Task prompt:
Gather the lines from the material that contain "JSON".

Material for this exercise:

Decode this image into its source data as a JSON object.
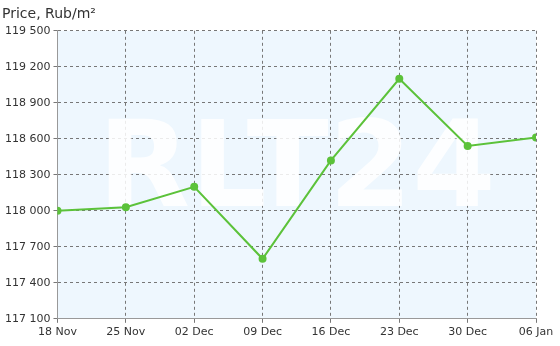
{
  "chart_data": {
    "type": "line",
    "title": "Price, Rub/m²",
    "categories": [
      "18 Nov",
      "25 Nov",
      "02 Dec",
      "09 Dec",
      "16 Dec",
      "23 Dec",
      "30 Dec",
      "06 Jan"
    ],
    "values": [
      118000,
      118030,
      118200,
      117600,
      118420,
      119100,
      118540,
      118610
    ],
    "color": "#5cc23a",
    "marker": "circle",
    "ylim": [
      117100,
      119500
    ],
    "yticks": [
      {
        "value": 117100,
        "label": "117 100"
      },
      {
        "value": 117400,
        "label": "117 400"
      },
      {
        "value": 117700,
        "label": "117 700"
      },
      {
        "value": 118000,
        "label": "118 000"
      },
      {
        "value": 118300,
        "label": "118 300"
      },
      {
        "value": 118600,
        "label": "118 600"
      },
      {
        "value": 118900,
        "label": "118 900"
      },
      {
        "value": 119200,
        "label": "119 200"
      },
      {
        "value": 119500,
        "label": "119 500"
      }
    ],
    "grid": true,
    "annotations": [
      "RLT24"
    ]
  }
}
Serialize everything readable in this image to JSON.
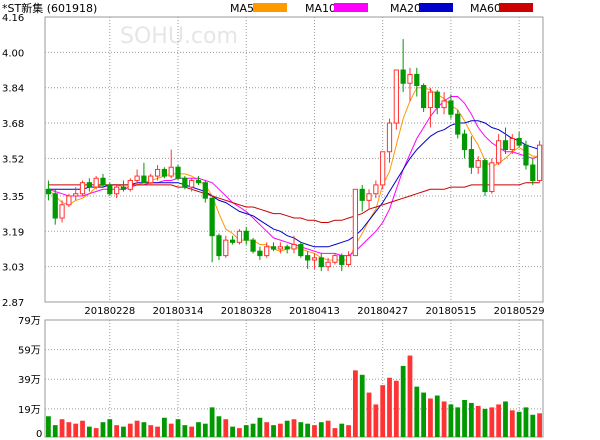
{
  "chart_data": {
    "type": "candlestick",
    "title": "*ST新集 (601918)",
    "watermark": "SOHU.com",
    "legend": [
      {
        "name": "MA5",
        "color": "#ff9900"
      },
      {
        "name": "MA10",
        "color": "#ff00ff"
      },
      {
        "name": "MA20",
        "color": "#0000cc"
      },
      {
        "name": "MA60",
        "color": "#cc0000"
      }
    ],
    "price_axis": {
      "ticks": [
        "4.16",
        "4.00",
        "3.84",
        "3.68",
        "3.52",
        "3.35",
        "3.19",
        "3.03",
        "2.87"
      ],
      "ylim": [
        2.87,
        4.16
      ]
    },
    "volume_axis": {
      "ticks": [
        "79万",
        "59万",
        "39万",
        "19万",
        "0"
      ],
      "ylim": [
        0,
        79
      ]
    },
    "date_labels": [
      "20180228",
      "20180314",
      "20180328",
      "20180413",
      "20180427",
      "20180515",
      "20180529"
    ],
    "colors": {
      "up": "#ff3333",
      "down": "#009900",
      "grid": "#999999"
    },
    "candles": [
      {
        "o": 3.38,
        "h": 3.42,
        "l": 3.33,
        "c": 3.36
      },
      {
        "o": 3.36,
        "h": 3.38,
        "l": 3.22,
        "c": 3.25
      },
      {
        "o": 3.25,
        "h": 3.33,
        "l": 3.23,
        "c": 3.31
      },
      {
        "o": 3.31,
        "h": 3.36,
        "l": 3.3,
        "c": 3.35
      },
      {
        "o": 3.35,
        "h": 3.39,
        "l": 3.33,
        "c": 3.36
      },
      {
        "o": 3.36,
        "h": 3.42,
        "l": 3.35,
        "c": 3.41
      },
      {
        "o": 3.41,
        "h": 3.43,
        "l": 3.37,
        "c": 3.39
      },
      {
        "o": 3.39,
        "h": 3.44,
        "l": 3.38,
        "c": 3.43
      },
      {
        "o": 3.43,
        "h": 3.45,
        "l": 3.39,
        "c": 3.4
      },
      {
        "o": 3.4,
        "h": 3.41,
        "l": 3.35,
        "c": 3.36
      },
      {
        "o": 3.36,
        "h": 3.4,
        "l": 3.34,
        "c": 3.39
      },
      {
        "o": 3.39,
        "h": 3.42,
        "l": 3.37,
        "c": 3.38
      },
      {
        "o": 3.38,
        "h": 3.43,
        "l": 3.37,
        "c": 3.42
      },
      {
        "o": 3.42,
        "h": 3.47,
        "l": 3.4,
        "c": 3.44
      },
      {
        "o": 3.44,
        "h": 3.5,
        "l": 3.41,
        "c": 3.41
      },
      {
        "o": 3.41,
        "h": 3.45,
        "l": 3.4,
        "c": 3.44
      },
      {
        "o": 3.44,
        "h": 3.49,
        "l": 3.42,
        "c": 3.47
      },
      {
        "o": 3.47,
        "h": 3.48,
        "l": 3.43,
        "c": 3.44
      },
      {
        "o": 3.44,
        "h": 3.56,
        "l": 3.43,
        "c": 3.48
      },
      {
        "o": 3.48,
        "h": 3.49,
        "l": 3.42,
        "c": 3.43
      },
      {
        "o": 3.43,
        "h": 3.44,
        "l": 3.38,
        "c": 3.39
      },
      {
        "o": 3.39,
        "h": 3.43,
        "l": 3.37,
        "c": 3.42
      },
      {
        "o": 3.42,
        "h": 3.44,
        "l": 3.4,
        "c": 3.41
      },
      {
        "o": 3.41,
        "h": 3.42,
        "l": 3.32,
        "c": 3.34
      },
      {
        "o": 3.34,
        "h": 3.34,
        "l": 3.05,
        "c": 3.17
      },
      {
        "o": 3.17,
        "h": 3.18,
        "l": 3.06,
        "c": 3.08
      },
      {
        "o": 3.08,
        "h": 3.17,
        "l": 3.07,
        "c": 3.15
      },
      {
        "o": 3.15,
        "h": 3.17,
        "l": 3.13,
        "c": 3.14
      },
      {
        "o": 3.14,
        "h": 3.2,
        "l": 3.13,
        "c": 3.19
      },
      {
        "o": 3.19,
        "h": 3.21,
        "l": 3.13,
        "c": 3.15
      },
      {
        "o": 3.15,
        "h": 3.16,
        "l": 3.09,
        "c": 3.1
      },
      {
        "o": 3.1,
        "h": 3.12,
        "l": 3.06,
        "c": 3.08
      },
      {
        "o": 3.08,
        "h": 3.14,
        "l": 3.07,
        "c": 3.12
      },
      {
        "o": 3.12,
        "h": 3.14,
        "l": 3.1,
        "c": 3.11
      },
      {
        "o": 3.11,
        "h": 3.14,
        "l": 3.09,
        "c": 3.12
      },
      {
        "o": 3.12,
        "h": 3.13,
        "l": 3.09,
        "c": 3.11
      },
      {
        "o": 3.11,
        "h": 3.17,
        "l": 3.09,
        "c": 3.13
      },
      {
        "o": 3.13,
        "h": 3.14,
        "l": 3.07,
        "c": 3.08
      },
      {
        "o": 3.08,
        "h": 3.1,
        "l": 3.02,
        "c": 3.06
      },
      {
        "o": 3.06,
        "h": 3.09,
        "l": 3.02,
        "c": 3.07
      },
      {
        "o": 3.07,
        "h": 3.09,
        "l": 3.01,
        "c": 3.03
      },
      {
        "o": 3.03,
        "h": 3.07,
        "l": 3.01,
        "c": 3.05
      },
      {
        "o": 3.05,
        "h": 3.09,
        "l": 3.04,
        "c": 3.08
      },
      {
        "o": 3.08,
        "h": 3.09,
        "l": 3.01,
        "c": 3.04
      },
      {
        "o": 3.04,
        "h": 3.1,
        "l": 3.03,
        "c": 3.08
      },
      {
        "o": 3.08,
        "h": 3.38,
        "l": 3.08,
        "c": 3.38
      },
      {
        "o": 3.38,
        "h": 3.4,
        "l": 3.28,
        "c": 3.33
      },
      {
        "o": 3.33,
        "h": 3.38,
        "l": 3.29,
        "c": 3.36
      },
      {
        "o": 3.36,
        "h": 3.42,
        "l": 3.34,
        "c": 3.4
      },
      {
        "o": 3.4,
        "h": 3.55,
        "l": 3.38,
        "c": 3.55
      },
      {
        "o": 3.55,
        "h": 3.7,
        "l": 3.5,
        "c": 3.68
      },
      {
        "o": 3.68,
        "h": 3.92,
        "l": 3.65,
        "c": 3.92
      },
      {
        "o": 3.92,
        "h": 4.06,
        "l": 3.82,
        "c": 3.86
      },
      {
        "o": 3.86,
        "h": 3.93,
        "l": 3.78,
        "c": 3.9
      },
      {
        "o": 3.9,
        "h": 3.93,
        "l": 3.8,
        "c": 3.85
      },
      {
        "o": 3.85,
        "h": 3.86,
        "l": 3.73,
        "c": 3.75
      },
      {
        "o": 3.75,
        "h": 3.84,
        "l": 3.66,
        "c": 3.82
      },
      {
        "o": 3.82,
        "h": 3.83,
        "l": 3.72,
        "c": 3.75
      },
      {
        "o": 3.75,
        "h": 3.82,
        "l": 3.72,
        "c": 3.78
      },
      {
        "o": 3.78,
        "h": 3.81,
        "l": 3.7,
        "c": 3.72
      },
      {
        "o": 3.72,
        "h": 3.74,
        "l": 3.61,
        "c": 3.63
      },
      {
        "o": 3.63,
        "h": 3.65,
        "l": 3.52,
        "c": 3.56
      },
      {
        "o": 3.56,
        "h": 3.62,
        "l": 3.45,
        "c": 3.48
      },
      {
        "o": 3.48,
        "h": 3.53,
        "l": 3.45,
        "c": 3.51
      },
      {
        "o": 3.51,
        "h": 3.52,
        "l": 3.35,
        "c": 3.37
      },
      {
        "o": 3.37,
        "h": 3.52,
        "l": 3.36,
        "c": 3.5
      },
      {
        "o": 3.5,
        "h": 3.63,
        "l": 3.49,
        "c": 3.6
      },
      {
        "o": 3.6,
        "h": 3.66,
        "l": 3.54,
        "c": 3.56
      },
      {
        "o": 3.56,
        "h": 3.63,
        "l": 3.54,
        "c": 3.61
      },
      {
        "o": 3.61,
        "h": 3.64,
        "l": 3.57,
        "c": 3.58
      },
      {
        "o": 3.58,
        "h": 3.6,
        "l": 3.47,
        "c": 3.49
      },
      {
        "o": 3.49,
        "h": 3.52,
        "l": 3.4,
        "c": 3.42
      },
      {
        "o": 3.42,
        "h": 3.6,
        "l": 3.41,
        "c": 3.58
      }
    ],
    "ma": {
      "MA5": [
        3.38,
        3.35,
        3.32,
        3.31,
        3.33,
        3.34,
        3.36,
        3.39,
        3.4,
        3.4,
        3.4,
        3.39,
        3.39,
        3.4,
        3.41,
        3.42,
        3.43,
        3.44,
        3.45,
        3.45,
        3.45,
        3.44,
        3.42,
        3.4,
        3.35,
        3.27,
        3.2,
        3.18,
        3.15,
        3.15,
        3.15,
        3.13,
        3.13,
        3.11,
        3.1,
        3.11,
        3.12,
        3.11,
        3.1,
        3.09,
        3.07,
        3.06,
        3.06,
        3.06,
        3.06,
        3.13,
        3.18,
        3.24,
        3.29,
        3.4,
        3.46,
        3.58,
        3.7,
        3.78,
        3.84,
        3.84,
        3.83,
        3.81,
        3.79,
        3.76,
        3.74,
        3.69,
        3.63,
        3.58,
        3.51,
        3.48,
        3.5,
        3.52,
        3.55,
        3.57,
        3.55,
        3.53,
        3.53
      ],
      "MA10": [
        3.38,
        3.37,
        3.36,
        3.35,
        3.35,
        3.35,
        3.36,
        3.37,
        3.38,
        3.38,
        3.38,
        3.38,
        3.39,
        3.4,
        3.4,
        3.41,
        3.41,
        3.42,
        3.42,
        3.43,
        3.43,
        3.43,
        3.43,
        3.42,
        3.41,
        3.38,
        3.35,
        3.32,
        3.3,
        3.28,
        3.25,
        3.22,
        3.19,
        3.16,
        3.15,
        3.14,
        3.13,
        3.12,
        3.11,
        3.1,
        3.09,
        3.09,
        3.09,
        3.08,
        3.08,
        3.1,
        3.13,
        3.16,
        3.19,
        3.23,
        3.29,
        3.38,
        3.47,
        3.54,
        3.61,
        3.66,
        3.71,
        3.75,
        3.78,
        3.8,
        3.8,
        3.77,
        3.72,
        3.66,
        3.62,
        3.59,
        3.57,
        3.55,
        3.55,
        3.54,
        3.53,
        3.52,
        3.53
      ],
      "MA20": [
        3.38,
        3.38,
        3.38,
        3.38,
        3.38,
        3.38,
        3.39,
        3.39,
        3.39,
        3.4,
        3.4,
        3.4,
        3.4,
        3.41,
        3.41,
        3.41,
        3.41,
        3.41,
        3.41,
        3.41,
        3.4,
        3.39,
        3.38,
        3.37,
        3.35,
        3.33,
        3.32,
        3.3,
        3.28,
        3.27,
        3.26,
        3.24,
        3.22,
        3.2,
        3.19,
        3.17,
        3.16,
        3.14,
        3.13,
        3.12,
        3.12,
        3.12,
        3.13,
        3.14,
        3.15,
        3.17,
        3.2,
        3.24,
        3.28,
        3.32,
        3.37,
        3.42,
        3.47,
        3.52,
        3.56,
        3.59,
        3.62,
        3.64,
        3.65,
        3.67,
        3.68,
        3.68,
        3.69,
        3.69,
        3.68,
        3.66,
        3.65,
        3.63,
        3.61,
        3.6,
        3.58,
        3.57,
        3.56
      ],
      "MA60": [
        3.4,
        3.4,
        3.4,
        3.4,
        3.4,
        3.4,
        3.4,
        3.4,
        3.4,
        3.4,
        3.4,
        3.4,
        3.4,
        3.4,
        3.4,
        3.4,
        3.4,
        3.4,
        3.4,
        3.39,
        3.39,
        3.38,
        3.37,
        3.36,
        3.35,
        3.34,
        3.33,
        3.32,
        3.31,
        3.3,
        3.3,
        3.29,
        3.28,
        3.27,
        3.27,
        3.26,
        3.25,
        3.25,
        3.24,
        3.24,
        3.23,
        3.23,
        3.24,
        3.24,
        3.25,
        3.26,
        3.27,
        3.29,
        3.3,
        3.31,
        3.32,
        3.33,
        3.34,
        3.35,
        3.36,
        3.37,
        3.38,
        3.38,
        3.38,
        3.39,
        3.39,
        3.39,
        3.4,
        3.4,
        3.4,
        3.4,
        3.4,
        3.4,
        3.4,
        3.4,
        3.41,
        3.41,
        3.41
      ]
    },
    "volume": [
      14,
      8,
      12,
      10,
      9,
      11,
      7,
      6,
      10,
      12,
      8,
      7,
      9,
      11,
      10,
      8,
      7,
      13,
      9,
      12,
      8,
      7,
      10,
      9,
      20,
      14,
      12,
      7,
      6,
      8,
      9,
      13,
      10,
      8,
      9,
      11,
      12,
      10,
      9,
      8,
      10,
      11,
      6,
      9,
      8,
      45,
      42,
      30,
      22,
      35,
      40,
      38,
      48,
      55,
      34,
      30,
      26,
      28,
      24,
      22,
      20,
      25,
      23,
      21,
      19,
      20,
      22,
      24,
      18,
      17,
      20,
      15,
      16
    ]
  }
}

Expected output:
Decode this image into its source data as a JSON object.
Serialize everything readable in this image to JSON.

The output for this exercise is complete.